▶ **ROWS**

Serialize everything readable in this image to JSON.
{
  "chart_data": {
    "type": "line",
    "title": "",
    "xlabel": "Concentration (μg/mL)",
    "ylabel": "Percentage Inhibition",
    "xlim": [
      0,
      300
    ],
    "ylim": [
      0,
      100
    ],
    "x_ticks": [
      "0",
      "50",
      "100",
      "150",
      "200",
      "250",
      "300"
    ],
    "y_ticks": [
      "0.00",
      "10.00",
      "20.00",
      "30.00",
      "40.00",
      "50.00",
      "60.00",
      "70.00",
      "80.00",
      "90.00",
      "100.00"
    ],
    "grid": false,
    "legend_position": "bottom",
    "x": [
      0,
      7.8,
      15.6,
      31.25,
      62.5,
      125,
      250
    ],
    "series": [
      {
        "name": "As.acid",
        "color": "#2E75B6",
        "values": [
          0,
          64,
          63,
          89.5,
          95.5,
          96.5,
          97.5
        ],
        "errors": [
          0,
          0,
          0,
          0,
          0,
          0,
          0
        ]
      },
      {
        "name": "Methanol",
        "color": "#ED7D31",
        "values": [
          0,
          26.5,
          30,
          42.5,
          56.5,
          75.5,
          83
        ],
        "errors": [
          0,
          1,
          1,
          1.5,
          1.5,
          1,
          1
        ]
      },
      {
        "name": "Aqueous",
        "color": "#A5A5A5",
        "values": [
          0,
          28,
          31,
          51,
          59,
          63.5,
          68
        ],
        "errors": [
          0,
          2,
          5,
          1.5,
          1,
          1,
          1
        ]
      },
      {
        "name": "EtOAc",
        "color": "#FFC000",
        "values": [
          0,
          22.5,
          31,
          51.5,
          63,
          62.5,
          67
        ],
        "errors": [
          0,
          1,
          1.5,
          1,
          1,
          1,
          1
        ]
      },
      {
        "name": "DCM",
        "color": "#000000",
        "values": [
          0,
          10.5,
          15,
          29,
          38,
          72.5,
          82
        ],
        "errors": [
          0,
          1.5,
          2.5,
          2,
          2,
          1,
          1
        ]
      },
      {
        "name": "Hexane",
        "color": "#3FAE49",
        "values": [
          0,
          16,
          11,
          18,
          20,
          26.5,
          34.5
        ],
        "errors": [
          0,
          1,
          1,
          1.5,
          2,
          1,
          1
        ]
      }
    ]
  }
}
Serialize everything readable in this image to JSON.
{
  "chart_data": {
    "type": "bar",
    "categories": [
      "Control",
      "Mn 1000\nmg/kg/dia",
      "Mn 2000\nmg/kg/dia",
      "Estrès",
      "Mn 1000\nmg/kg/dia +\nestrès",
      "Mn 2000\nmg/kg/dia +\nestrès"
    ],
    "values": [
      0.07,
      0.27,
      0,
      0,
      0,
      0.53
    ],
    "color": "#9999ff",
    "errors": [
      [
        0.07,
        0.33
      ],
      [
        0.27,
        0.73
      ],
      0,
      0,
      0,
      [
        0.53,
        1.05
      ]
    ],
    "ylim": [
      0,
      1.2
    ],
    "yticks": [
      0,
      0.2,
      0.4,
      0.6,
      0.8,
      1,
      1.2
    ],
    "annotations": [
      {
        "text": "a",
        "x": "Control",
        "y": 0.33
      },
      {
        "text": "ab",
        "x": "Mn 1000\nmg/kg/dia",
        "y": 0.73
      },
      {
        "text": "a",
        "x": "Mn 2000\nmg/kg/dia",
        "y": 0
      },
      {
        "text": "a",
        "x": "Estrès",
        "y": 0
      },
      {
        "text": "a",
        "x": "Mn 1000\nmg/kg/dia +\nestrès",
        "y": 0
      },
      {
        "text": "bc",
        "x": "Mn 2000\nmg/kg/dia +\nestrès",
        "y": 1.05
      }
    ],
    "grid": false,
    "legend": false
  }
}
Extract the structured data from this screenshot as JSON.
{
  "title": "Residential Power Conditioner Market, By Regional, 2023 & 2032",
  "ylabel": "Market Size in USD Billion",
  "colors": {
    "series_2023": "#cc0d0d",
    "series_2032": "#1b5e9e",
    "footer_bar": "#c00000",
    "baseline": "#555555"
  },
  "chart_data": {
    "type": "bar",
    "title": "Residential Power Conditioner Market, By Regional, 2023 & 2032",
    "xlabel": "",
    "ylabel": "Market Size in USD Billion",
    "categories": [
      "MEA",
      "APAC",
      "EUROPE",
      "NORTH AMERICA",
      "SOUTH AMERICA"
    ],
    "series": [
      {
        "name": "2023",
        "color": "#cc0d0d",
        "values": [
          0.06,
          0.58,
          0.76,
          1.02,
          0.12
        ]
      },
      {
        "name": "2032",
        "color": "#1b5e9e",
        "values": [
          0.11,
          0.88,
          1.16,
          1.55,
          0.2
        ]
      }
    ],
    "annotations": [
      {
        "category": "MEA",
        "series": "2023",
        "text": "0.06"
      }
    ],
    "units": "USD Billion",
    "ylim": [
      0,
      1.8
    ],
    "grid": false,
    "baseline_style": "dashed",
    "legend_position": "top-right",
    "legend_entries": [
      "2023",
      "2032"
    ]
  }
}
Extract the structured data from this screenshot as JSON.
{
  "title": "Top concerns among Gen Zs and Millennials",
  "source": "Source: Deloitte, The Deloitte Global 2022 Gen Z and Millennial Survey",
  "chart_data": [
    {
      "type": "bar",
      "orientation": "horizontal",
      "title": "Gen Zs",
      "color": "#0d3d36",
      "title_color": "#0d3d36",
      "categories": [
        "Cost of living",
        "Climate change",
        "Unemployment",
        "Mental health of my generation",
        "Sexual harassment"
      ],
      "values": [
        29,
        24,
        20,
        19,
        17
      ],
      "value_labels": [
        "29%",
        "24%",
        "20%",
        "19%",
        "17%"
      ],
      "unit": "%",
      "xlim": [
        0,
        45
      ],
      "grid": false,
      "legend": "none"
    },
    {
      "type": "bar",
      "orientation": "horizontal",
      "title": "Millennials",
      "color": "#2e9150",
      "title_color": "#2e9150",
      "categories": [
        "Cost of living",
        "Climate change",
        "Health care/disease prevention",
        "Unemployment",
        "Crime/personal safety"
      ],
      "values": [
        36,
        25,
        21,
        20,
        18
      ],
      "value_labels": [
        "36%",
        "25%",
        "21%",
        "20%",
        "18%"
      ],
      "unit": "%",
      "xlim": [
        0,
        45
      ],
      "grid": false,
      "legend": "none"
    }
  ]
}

▶ **WHAT YOU SHOULD DO**
Send back every record, precisely as written.

▶ **TASK RESULT**
Serialize everything readable in this image to JSON.
{
  "chart_data": {
    "type": "line",
    "title": "",
    "xlabel": "Concentration (μg/mL)",
    "ylabel": "Percentage Inhibition",
    "xlim": [
      0,
      300
    ],
    "ylim": [
      0,
      100
    ],
    "x_ticks": [
      "0",
      "50",
      "100",
      "150",
      "200",
      "250",
      "300"
    ],
    "y_ticks": [
      "0.00",
      "10.00",
      "20.00",
      "30.00",
      "40.00",
      "50.00",
      "60.00",
      "70.00",
      "80.00",
      "90.00",
      "100.00"
    ],
    "grid": false,
    "legend_position": "bottom",
    "x": [
      0,
      7.8,
      15.6,
      31.25,
      62.5,
      125,
      250
    ],
    "series": [
      {
        "name": "As.acid",
        "color": "#2E75B6",
        "values": [
          0,
          64,
          63,
          89.5,
          95.5,
          96.5,
          97.5
        ],
        "errors": [
          0,
          0,
          0,
          0,
          0,
          0,
          0
        ]
      },
      {
        "name": "Methanol",
        "color": "#ED7D31",
        "values": [
          0,
          26.5,
          30,
          42.5,
          56.5,
          75.5,
          83
        ],
        "errors": [
          0,
          1,
          1,
          1.5,
          1.5,
          1,
          1
        ]
      },
      {
        "name": "Aqueous",
        "color": "#A5A5A5",
        "values": [
          0,
          28,
          31,
          51,
          59,
          63.5,
          68
        ],
        "errors": [
          0,
          2,
          5,
          1.5,
          1,
          1,
          1
        ]
      },
      {
        "name": "EtOAc",
        "color": "#FFC000",
        "values": [
          0,
          22.5,
          31,
          51.5,
          63,
          62.5,
          67
        ],
        "errors": [
          0,
          1,
          1.5,
          1,
          1,
          1,
          1
        ]
      },
      {
        "name": "DCM",
        "color": "#000000",
        "values": [
          0,
          10.5,
          15,
          29,
          38,
          72.5,
          82
        ],
        "errors": [
          0,
          1.5,
          2.5,
          2,
          2,
          1,
          1
        ]
      },
      {
        "name": "Hexane",
        "color": "#3FAE49",
        "values": [
          0,
          16,
          11,
          18,
          20,
          26.5,
          34.5
        ],
        "errors": [
          0,
          1,
          1,
          1.5,
          2,
          1,
          1
        ]
      }
    ]
  }
}
Serialize everything readable in this image to JSON.
{
  "chart_data": {
    "type": "bar",
    "categories": [
      "Control",
      "Mn 1000\nmg/kg/dia",
      "Mn 2000\nmg/kg/dia",
      "Estrès",
      "Mn 1000\nmg/kg/dia +\nestrès",
      "Mn 2000\nmg/kg/dia +\nestrès"
    ],
    "values": [
      0.07,
      0.27,
      0,
      0,
      0,
      0.53
    ],
    "color": "#9999ff",
    "errors": [
      [
        0.07,
        0.33
      ],
      [
        0.27,
        0.73
      ],
      0,
      0,
      0,
      [
        0.53,
        1.05
      ]
    ],
    "ylim": [
      0,
      1.2
    ],
    "yticks": [
      0,
      0.2,
      0.4,
      0.6,
      0.8,
      1,
      1.2
    ],
    "annotations": [
      {
        "text": "a",
        "x": "Control",
        "y": 0.33
      },
      {
        "text": "ab",
        "x": "Mn 1000\nmg/kg/dia",
        "y": 0.73
      },
      {
        "text": "a",
        "x": "Mn 2000\nmg/kg/dia",
        "y": 0
      },
      {
        "text": "a",
        "x": "Estrès",
        "y": 0
      },
      {
        "text": "a",
        "x": "Mn 1000\nmg/kg/dia +\nestrès",
        "y": 0
      },
      {
        "text": "bc",
        "x": "Mn 2000\nmg/kg/dia +\nestrès",
        "y": 1.05
      }
    ],
    "grid": false,
    "legend": false
  }
}
Extract the structured data from this screenshot as JSON.
{
  "title": "Residential Power Conditioner Market, By Regional, 2023 & 2032",
  "ylabel": "Market Size in USD Billion",
  "colors": {
    "series_2023": "#cc0d0d",
    "series_2032": "#1b5e9e",
    "footer_bar": "#c00000",
    "baseline": "#555555"
  },
  "chart_data": {
    "type": "bar",
    "title": "Residential Power Conditioner Market, By Regional, 2023 & 2032",
    "xlabel": "",
    "ylabel": "Market Size in USD Billion",
    "categories": [
      "MEA",
      "APAC",
      "EUROPE",
      "NORTH AMERICA",
      "SOUTH AMERICA"
    ],
    "series": [
      {
        "name": "2023",
        "color": "#cc0d0d",
        "values": [
          0.06,
          0.58,
          0.76,
          1.02,
          0.12
        ]
      },
      {
        "name": "2032",
        "color": "#1b5e9e",
        "values": [
          0.11,
          0.88,
          1.16,
          1.55,
          0.2
        ]
      }
    ],
    "annotations": [
      {
        "category": "MEA",
        "series": "2023",
        "text": "0.06"
      }
    ],
    "units": "USD Billion",
    "ylim": [
      0,
      1.8
    ],
    "grid": false,
    "baseline_style": "dashed",
    "legend_position": "top-right",
    "legend_entries": [
      "2023",
      "2032"
    ]
  }
}
Extract the structured data from this screenshot as JSON.
{
  "title": "Top concerns among Gen Zs and Millennials",
  "source": "Source: Deloitte, The Deloitte Global 2022 Gen Z and Millennial Survey",
  "chart_data": [
    {
      "type": "bar",
      "orientation": "horizontal",
      "title": "Gen Zs",
      "color": "#0d3d36",
      "title_color": "#0d3d36",
      "categories": [
        "Cost of living",
        "Climate change",
        "Unemployment",
        "Mental health of my generation",
        "Sexual harassment"
      ],
      "values": [
        29,
        24,
        20,
        19,
        17
      ],
      "value_labels": [
        "29%",
        "24%",
        "20%",
        "19%",
        "17%"
      ],
      "unit": "%",
      "xlim": [
        0,
        45
      ],
      "grid": false,
      "legend": "none"
    },
    {
      "type": "bar",
      "orientation": "horizontal",
      "title": "Millennials",
      "color": "#2e9150",
      "title_color": "#2e9150",
      "categories": [
        "Cost of living",
        "Climate change",
        "Health care/disease prevention",
        "Unemployment",
        "Crime/personal safety"
      ],
      "values": [
        36,
        25,
        21,
        20,
        18
      ],
      "value_labels": [
        "36%",
        "25%",
        "21%",
        "20%",
        "18%"
      ],
      "unit": "%",
      "xlim": [
        0,
        45
      ],
      "grid": false,
      "legend": "none"
    }
  ]
}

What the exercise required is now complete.